## What is asked
Go through the records underneath and count the lines that include the string "desc". Give nothing but the number.

* begin Data to use *

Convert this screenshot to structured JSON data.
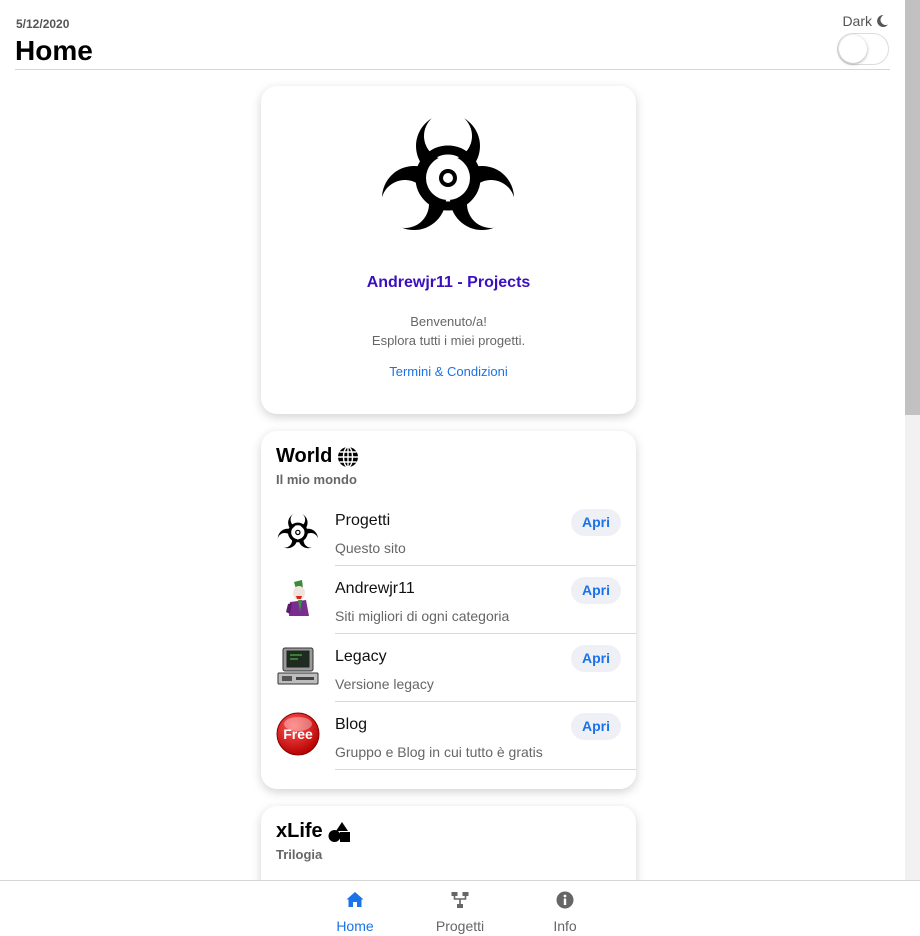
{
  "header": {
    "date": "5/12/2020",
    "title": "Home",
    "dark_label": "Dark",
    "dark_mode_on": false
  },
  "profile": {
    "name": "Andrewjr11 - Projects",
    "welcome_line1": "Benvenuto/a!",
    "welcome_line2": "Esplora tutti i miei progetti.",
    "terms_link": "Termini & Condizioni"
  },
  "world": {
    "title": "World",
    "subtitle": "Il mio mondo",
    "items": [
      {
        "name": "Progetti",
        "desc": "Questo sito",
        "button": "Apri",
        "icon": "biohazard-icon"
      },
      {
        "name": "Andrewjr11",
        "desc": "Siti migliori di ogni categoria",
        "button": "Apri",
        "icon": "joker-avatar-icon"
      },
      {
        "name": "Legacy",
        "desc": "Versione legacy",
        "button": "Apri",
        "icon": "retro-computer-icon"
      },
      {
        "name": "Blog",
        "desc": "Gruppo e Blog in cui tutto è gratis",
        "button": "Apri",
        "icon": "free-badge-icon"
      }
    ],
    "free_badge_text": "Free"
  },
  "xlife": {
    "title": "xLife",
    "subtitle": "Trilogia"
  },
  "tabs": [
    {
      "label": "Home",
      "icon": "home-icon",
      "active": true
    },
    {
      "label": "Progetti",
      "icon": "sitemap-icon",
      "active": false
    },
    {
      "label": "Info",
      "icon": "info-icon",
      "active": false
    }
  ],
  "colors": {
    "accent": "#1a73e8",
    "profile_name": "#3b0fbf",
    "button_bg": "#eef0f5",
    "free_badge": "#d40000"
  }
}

* end Data to use *

## Correct output
4